=== Problem description ===
Transcribe all the records exactly and omit any images they hold.

=== Data lines ===

════════════════════

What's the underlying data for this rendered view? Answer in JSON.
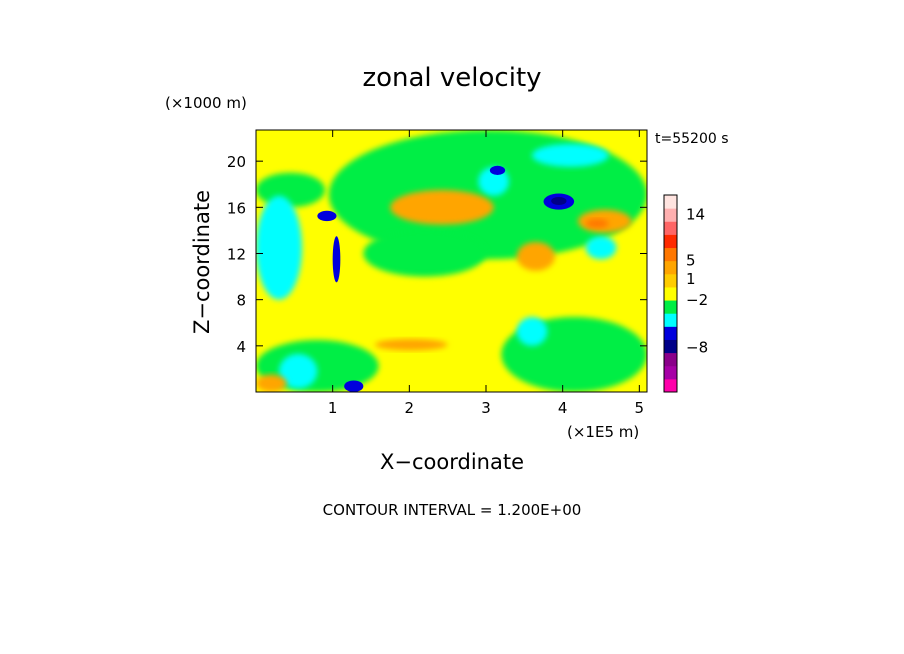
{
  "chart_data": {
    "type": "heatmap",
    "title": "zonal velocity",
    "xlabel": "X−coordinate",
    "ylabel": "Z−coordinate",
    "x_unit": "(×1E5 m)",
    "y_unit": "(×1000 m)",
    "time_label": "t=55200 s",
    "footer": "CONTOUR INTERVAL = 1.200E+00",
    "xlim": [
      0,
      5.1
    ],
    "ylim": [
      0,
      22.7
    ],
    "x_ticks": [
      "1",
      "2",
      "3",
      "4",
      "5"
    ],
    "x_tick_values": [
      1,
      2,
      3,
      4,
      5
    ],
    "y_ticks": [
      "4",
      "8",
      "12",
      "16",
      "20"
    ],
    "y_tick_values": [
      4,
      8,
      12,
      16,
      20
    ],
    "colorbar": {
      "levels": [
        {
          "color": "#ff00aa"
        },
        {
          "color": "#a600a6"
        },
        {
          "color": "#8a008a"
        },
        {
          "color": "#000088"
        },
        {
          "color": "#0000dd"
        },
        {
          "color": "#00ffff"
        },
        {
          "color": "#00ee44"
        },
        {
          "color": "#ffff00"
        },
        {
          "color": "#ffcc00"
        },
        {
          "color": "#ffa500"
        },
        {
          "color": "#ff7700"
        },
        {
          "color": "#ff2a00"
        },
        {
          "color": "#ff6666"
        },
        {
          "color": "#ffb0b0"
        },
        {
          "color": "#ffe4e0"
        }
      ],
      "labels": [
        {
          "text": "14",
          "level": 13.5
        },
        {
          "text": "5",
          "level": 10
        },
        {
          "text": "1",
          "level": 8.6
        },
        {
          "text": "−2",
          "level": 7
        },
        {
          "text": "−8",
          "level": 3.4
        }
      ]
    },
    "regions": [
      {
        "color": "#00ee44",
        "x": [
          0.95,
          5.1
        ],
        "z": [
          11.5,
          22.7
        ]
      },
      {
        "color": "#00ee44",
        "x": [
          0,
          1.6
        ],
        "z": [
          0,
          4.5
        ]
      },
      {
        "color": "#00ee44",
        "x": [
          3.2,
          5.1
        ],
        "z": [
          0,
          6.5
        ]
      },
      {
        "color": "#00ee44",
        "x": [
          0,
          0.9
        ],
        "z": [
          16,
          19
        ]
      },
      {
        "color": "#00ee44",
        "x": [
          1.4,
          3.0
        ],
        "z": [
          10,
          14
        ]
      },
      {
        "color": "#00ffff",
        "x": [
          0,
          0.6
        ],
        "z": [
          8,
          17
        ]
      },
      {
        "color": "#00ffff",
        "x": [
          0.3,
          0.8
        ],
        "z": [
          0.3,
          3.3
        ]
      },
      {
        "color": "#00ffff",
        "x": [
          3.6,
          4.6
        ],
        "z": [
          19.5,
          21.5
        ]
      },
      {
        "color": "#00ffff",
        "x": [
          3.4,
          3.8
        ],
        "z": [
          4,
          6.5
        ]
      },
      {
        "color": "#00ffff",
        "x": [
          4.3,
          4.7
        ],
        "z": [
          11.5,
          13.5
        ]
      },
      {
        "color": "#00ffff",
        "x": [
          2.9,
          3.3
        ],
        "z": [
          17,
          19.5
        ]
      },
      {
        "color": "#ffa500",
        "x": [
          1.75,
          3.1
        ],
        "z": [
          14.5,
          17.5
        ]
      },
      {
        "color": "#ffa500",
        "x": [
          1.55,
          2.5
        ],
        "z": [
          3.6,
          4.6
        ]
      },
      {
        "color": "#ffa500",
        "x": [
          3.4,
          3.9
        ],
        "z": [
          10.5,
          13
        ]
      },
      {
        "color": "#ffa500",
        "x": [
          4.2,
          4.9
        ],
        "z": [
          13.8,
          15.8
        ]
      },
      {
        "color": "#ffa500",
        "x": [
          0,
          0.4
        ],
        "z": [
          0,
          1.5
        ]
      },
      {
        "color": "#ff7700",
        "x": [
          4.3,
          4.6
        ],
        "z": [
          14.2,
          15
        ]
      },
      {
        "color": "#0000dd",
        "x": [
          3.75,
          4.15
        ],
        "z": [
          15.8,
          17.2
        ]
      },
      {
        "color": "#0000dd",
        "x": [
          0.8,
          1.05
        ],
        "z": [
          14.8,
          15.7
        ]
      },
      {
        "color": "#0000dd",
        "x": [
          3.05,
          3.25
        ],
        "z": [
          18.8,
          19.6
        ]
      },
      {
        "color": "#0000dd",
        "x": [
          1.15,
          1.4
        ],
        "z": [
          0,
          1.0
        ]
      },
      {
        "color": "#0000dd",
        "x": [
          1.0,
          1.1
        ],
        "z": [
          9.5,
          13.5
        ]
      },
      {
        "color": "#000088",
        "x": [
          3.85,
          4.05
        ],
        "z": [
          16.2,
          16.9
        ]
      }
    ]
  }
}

════════════════════

=== Completed exercise ===
What's the underlying data for this rendered view? Answer in JSON.
{
  "chart_data": {
    "type": "heatmap",
    "title": "zonal velocity",
    "xlabel": "X−coordinate",
    "ylabel": "Z−coordinate",
    "x_unit": "(×1E5 m)",
    "y_unit": "(×1000 m)",
    "time_label": "t=55200 s",
    "footer": "CONTOUR INTERVAL = 1.200E+00",
    "xlim": [
      0,
      5.1
    ],
    "ylim": [
      0,
      22.7
    ],
    "x_ticks": [
      "1",
      "2",
      "3",
      "4",
      "5"
    ],
    "x_tick_values": [
      1,
      2,
      3,
      4,
      5
    ],
    "y_ticks": [
      "4",
      "8",
      "12",
      "16",
      "20"
    ],
    "y_tick_values": [
      4,
      8,
      12,
      16,
      20
    ],
    "colorbar": {
      "levels": [
        {
          "color": "#ff00aa"
        },
        {
          "color": "#a600a6"
        },
        {
          "color": "#8a008a"
        },
        {
          "color": "#000088"
        },
        {
          "color": "#0000dd"
        },
        {
          "color": "#00ffff"
        },
        {
          "color": "#00ee44"
        },
        {
          "color": "#ffff00"
        },
        {
          "color": "#ffcc00"
        },
        {
          "color": "#ffa500"
        },
        {
          "color": "#ff7700"
        },
        {
          "color": "#ff2a00"
        },
        {
          "color": "#ff6666"
        },
        {
          "color": "#ffb0b0"
        },
        {
          "color": "#ffe4e0"
        }
      ],
      "labels": [
        {
          "text": "14",
          "level": 13.5
        },
        {
          "text": "5",
          "level": 10
        },
        {
          "text": "1",
          "level": 8.6
        },
        {
          "text": "−2",
          "level": 7
        },
        {
          "text": "−8",
          "level": 3.4
        }
      ]
    },
    "regions": [
      {
        "color": "#00ee44",
        "x": [
          0.95,
          5.1
        ],
        "z": [
          11.5,
          22.7
        ]
      },
      {
        "color": "#00ee44",
        "x": [
          0,
          1.6
        ],
        "z": [
          0,
          4.5
        ]
      },
      {
        "color": "#00ee44",
        "x": [
          3.2,
          5.1
        ],
        "z": [
          0,
          6.5
        ]
      },
      {
        "color": "#00ee44",
        "x": [
          0,
          0.9
        ],
        "z": [
          16,
          19
        ]
      },
      {
        "color": "#00ee44",
        "x": [
          1.4,
          3.0
        ],
        "z": [
          10,
          14
        ]
      },
      {
        "color": "#00ffff",
        "x": [
          0,
          0.6
        ],
        "z": [
          8,
          17
        ]
      },
      {
        "color": "#00ffff",
        "x": [
          0.3,
          0.8
        ],
        "z": [
          0.3,
          3.3
        ]
      },
      {
        "color": "#00ffff",
        "x": [
          3.6,
          4.6
        ],
        "z": [
          19.5,
          21.5
        ]
      },
      {
        "color": "#00ffff",
        "x": [
          3.4,
          3.8
        ],
        "z": [
          4,
          6.5
        ]
      },
      {
        "color": "#00ffff",
        "x": [
          4.3,
          4.7
        ],
        "z": [
          11.5,
          13.5
        ]
      },
      {
        "color": "#00ffff",
        "x": [
          2.9,
          3.3
        ],
        "z": [
          17,
          19.5
        ]
      },
      {
        "color": "#ffa500",
        "x": [
          1.75,
          3.1
        ],
        "z": [
          14.5,
          17.5
        ]
      },
      {
        "color": "#ffa500",
        "x": [
          1.55,
          2.5
        ],
        "z": [
          3.6,
          4.6
        ]
      },
      {
        "color": "#ffa500",
        "x": [
          3.4,
          3.9
        ],
        "z": [
          10.5,
          13
        ]
      },
      {
        "color": "#ffa500",
        "x": [
          4.2,
          4.9
        ],
        "z": [
          13.8,
          15.8
        ]
      },
      {
        "color": "#ffa500",
        "x": [
          0,
          0.4
        ],
        "z": [
          0,
          1.5
        ]
      },
      {
        "color": "#ff7700",
        "x": [
          4.3,
          4.6
        ],
        "z": [
          14.2,
          15
        ]
      },
      {
        "color": "#0000dd",
        "x": [
          3.75,
          4.15
        ],
        "z": [
          15.8,
          17.2
        ]
      },
      {
        "color": "#0000dd",
        "x": [
          0.8,
          1.05
        ],
        "z": [
          14.8,
          15.7
        ]
      },
      {
        "color": "#0000dd",
        "x": [
          3.05,
          3.25
        ],
        "z": [
          18.8,
          19.6
        ]
      },
      {
        "color": "#0000dd",
        "x": [
          1.15,
          1.4
        ],
        "z": [
          0,
          1.0
        ]
      },
      {
        "color": "#0000dd",
        "x": [
          1.0,
          1.1
        ],
        "z": [
          9.5,
          13.5
        ]
      },
      {
        "color": "#000088",
        "x": [
          3.85,
          4.05
        ],
        "z": [
          16.2,
          16.9
        ]
      }
    ]
  }
}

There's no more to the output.